**EXERCISE DIRECTIONS**
Write out the listing below without alteration, omitting its pictures.
....
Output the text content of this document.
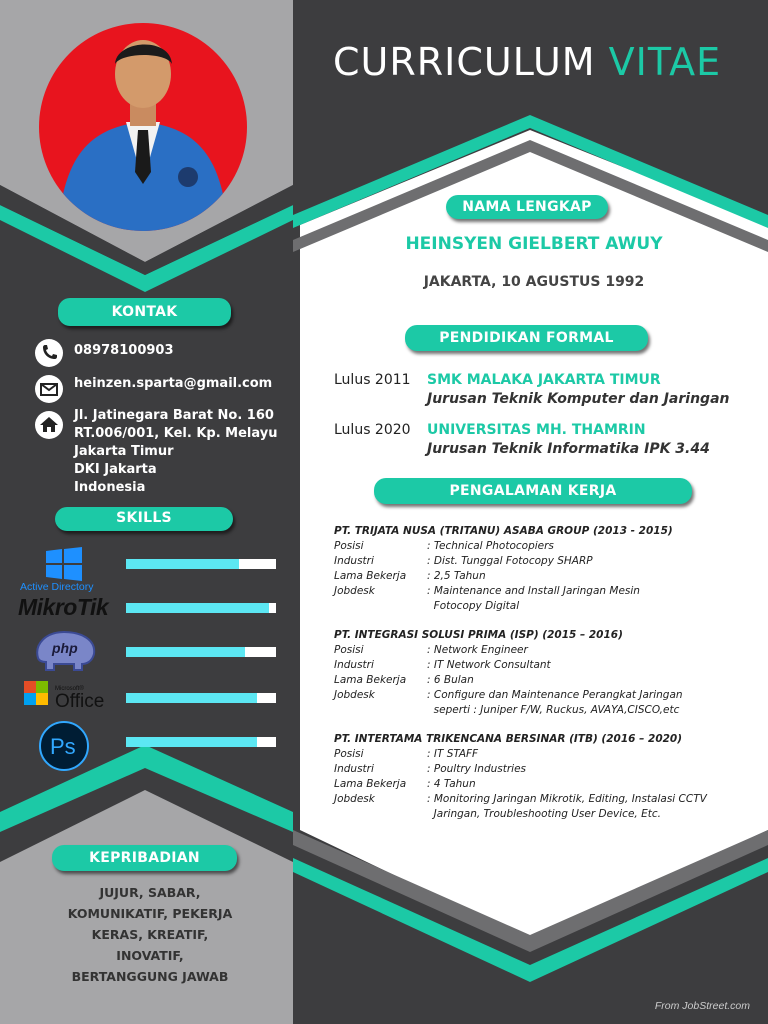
CURRICULUM VITAE
NAMA LENGKAP
HEINSYEN GIELBERT AWUY
JAKARTA, 10 AGUSTUS 1992
PENDIDIKAN FORMAL
Lulus 2011 SMK MALAKA JAKARTA TIMUR
Jurusan Teknik Komputer dan Jaringan
Lulus 2020 UNIVERSITAS MH. THAMRIN
Jurusan Teknik Informatika IPK 3.44
PENGALAMAN KERJA
PT. TRIJATA NUSA (TRITANU) ASABA GROUP (2013 - 2015)
Posisi	: Technical Photocopiers
Industri	: Dist. Tunggal Fotocopy SHARP
Lama Bekerja	: 2,5 Tahun
Jobdesk	: Maintenance and Install Jaringan Mesin
Fotocopy Digital
PT. INTEGRASI SOLUSI PRIMA (ISP) (2015 – 2016)
Posisi	: Network Engineer
Industri	: IT Network Consultant
Lama Bekerja	: 6 Bulan
Jobdesk	: Configure dan Maintenance Perangkat Jaringan
seperti : Juniper F/W, Ruckus, AVAYA,CISCO,etc
PT. INTERTAMA TRIKENCANA BERSINAR (ITB) (2016 – 2020)
Posisi	: IT STAFF
Industri	: Poultry Industries
Lama Bekerja	: 4 Tahun
Jobdesk	: Monitoring Jaringan Mikrotik, Editing, Instalasi CCTV
Jaringan, Troubleshooting User Device, Etc.
KONTAK
08978100903
heinzen.sparta@gmail.com
Jl. Jatinegara Barat No. 160
RT.006/001, Kel. Kp. Melayu
Jakarta Timur
DKI Jakarta
Indonesia
SKILLS
Active Directory
MikroTik
php
Microsoft®
Office
Ps
KEPRIBADIAN
JUJUR, SABAR,
KOMUNIKATIF, PEKERJA
KERAS, KREATIF,
INOVATIF,
BERTANGGUNG JAWAB
From JobStreet.com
....
**FINAL RESULT**
Output the text content of this document.
CURRICULUM VITAE
NAMA LENGKAP
HEINSYEN GIELBERT AWUY
JAKARTA, 10 AGUSTUS 1992
PENDIDIKAN FORMAL
Lulus 2011 SMK MALAKA JAKARTA TIMUR
Jurusan Teknik Komputer dan Jaringan
Lulus 2020 UNIVERSITAS MH. THAMRIN
Jurusan Teknik Informatika IPK 3.44
PENGALAMAN KERJA
PT. TRIJATA NUSA (TRITANU) ASABA GROUP (2013 - 2015)
Posisi	: Technical Photocopiers
Industri	: Dist. Tunggal Fotocopy SHARP
Lama Bekerja	: 2,5 Tahun
Jobdesk	: Maintenance and Install Jaringan Mesin
Fotocopy Digital
PT. INTEGRASI SOLUSI PRIMA (ISP) (2015 – 2016)
Posisi	: Network Engineer
Industri	: IT Network Consultant
Lama Bekerja	: 6 Bulan
Jobdesk	: Configure dan Maintenance Perangkat Jaringan
seperti : Juniper F/W, Ruckus, AVAYA,CISCO,etc
PT. INTERTAMA TRIKENCANA BERSINAR (ITB) (2016 – 2020)
Posisi	: IT STAFF
Industri	: Poultry Industries
Lama Bekerja	: 4 Tahun
Jobdesk	: Monitoring Jaringan Mikrotik, Editing, Instalasi CCTV
Jaringan, Troubleshooting User Device, Etc.
KONTAK
08978100903
heinzen.sparta@gmail.com
Jl. Jatinegara Barat No. 160
RT.006/001, Kel. Kp. Melayu
Jakarta Timur
DKI Jakarta
Indonesia
SKILLS
Active Directory
MikroTik
php
Microsoft®
Office
Ps
KEPRIBADIAN
JUJUR, SABAR,
KOMUNIKATIF, PEKERJA
KERAS, KREATIF,
INOVATIF,
BERTANGGUNG JAWAB
From JobStreet.com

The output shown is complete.